§ **TASK DETAILS**: Where does the string "depression" appear? Copy every line of the entries below that holds it.

§ **RECORDS FOR THE EXERCISE**:
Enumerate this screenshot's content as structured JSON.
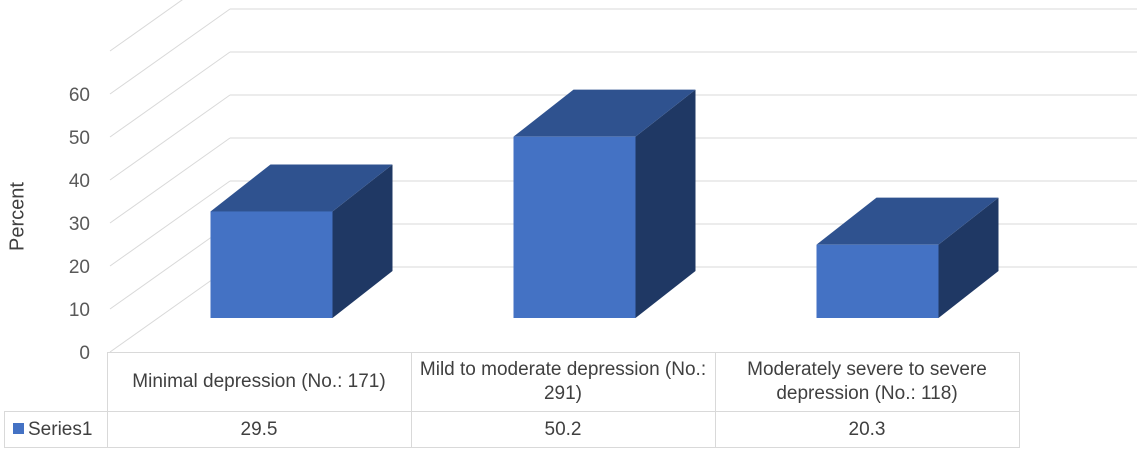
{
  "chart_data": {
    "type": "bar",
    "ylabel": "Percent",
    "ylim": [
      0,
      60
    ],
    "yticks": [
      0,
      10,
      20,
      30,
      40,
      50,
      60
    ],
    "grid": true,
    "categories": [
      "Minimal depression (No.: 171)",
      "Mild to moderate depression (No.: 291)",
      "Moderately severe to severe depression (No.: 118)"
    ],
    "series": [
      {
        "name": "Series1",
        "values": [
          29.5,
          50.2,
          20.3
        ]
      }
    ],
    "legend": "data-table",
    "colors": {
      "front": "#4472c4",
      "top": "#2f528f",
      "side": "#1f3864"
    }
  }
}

§ **PROBLEM SOLUTION**:
      "Minimal depression (No.: 171)",
      "Mild to moderate depression (No.: 291)",
      "Moderately severe to severe depression (No.: 118)"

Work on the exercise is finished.